YOUR GOAL
Of the lines in the entries below, state how many hold the word "Kurdistan". Say nothing else.

GIVEN RECORDS
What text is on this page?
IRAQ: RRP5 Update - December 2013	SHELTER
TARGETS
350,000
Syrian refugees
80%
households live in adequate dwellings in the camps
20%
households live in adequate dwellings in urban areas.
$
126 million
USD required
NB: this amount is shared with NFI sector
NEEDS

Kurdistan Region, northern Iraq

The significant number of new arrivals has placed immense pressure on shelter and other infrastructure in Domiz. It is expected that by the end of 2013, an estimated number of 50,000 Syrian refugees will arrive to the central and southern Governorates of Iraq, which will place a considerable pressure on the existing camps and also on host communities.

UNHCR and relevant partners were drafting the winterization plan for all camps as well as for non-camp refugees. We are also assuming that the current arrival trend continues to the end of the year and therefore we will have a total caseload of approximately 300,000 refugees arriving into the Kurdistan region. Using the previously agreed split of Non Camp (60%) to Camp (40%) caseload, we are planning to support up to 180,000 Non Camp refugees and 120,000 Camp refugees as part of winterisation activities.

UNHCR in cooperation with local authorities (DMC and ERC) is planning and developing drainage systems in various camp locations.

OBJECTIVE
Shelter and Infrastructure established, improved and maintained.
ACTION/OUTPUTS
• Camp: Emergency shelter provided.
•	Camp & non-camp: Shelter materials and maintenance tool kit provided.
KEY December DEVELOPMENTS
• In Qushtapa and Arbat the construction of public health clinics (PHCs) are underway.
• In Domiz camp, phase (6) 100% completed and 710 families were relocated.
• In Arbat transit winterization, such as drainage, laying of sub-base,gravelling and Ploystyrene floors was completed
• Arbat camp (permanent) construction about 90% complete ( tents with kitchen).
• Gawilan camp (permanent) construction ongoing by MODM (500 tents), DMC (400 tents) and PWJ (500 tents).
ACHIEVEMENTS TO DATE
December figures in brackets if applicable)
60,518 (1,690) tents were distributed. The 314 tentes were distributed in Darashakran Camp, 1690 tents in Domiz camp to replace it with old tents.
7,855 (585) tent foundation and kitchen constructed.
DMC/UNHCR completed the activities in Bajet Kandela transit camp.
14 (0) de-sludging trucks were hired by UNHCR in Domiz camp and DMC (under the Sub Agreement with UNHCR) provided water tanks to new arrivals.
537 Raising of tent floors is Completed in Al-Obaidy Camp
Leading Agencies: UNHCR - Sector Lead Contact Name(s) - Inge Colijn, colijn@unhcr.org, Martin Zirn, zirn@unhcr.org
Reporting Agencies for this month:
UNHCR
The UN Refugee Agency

EXPECTED OUTPUT
2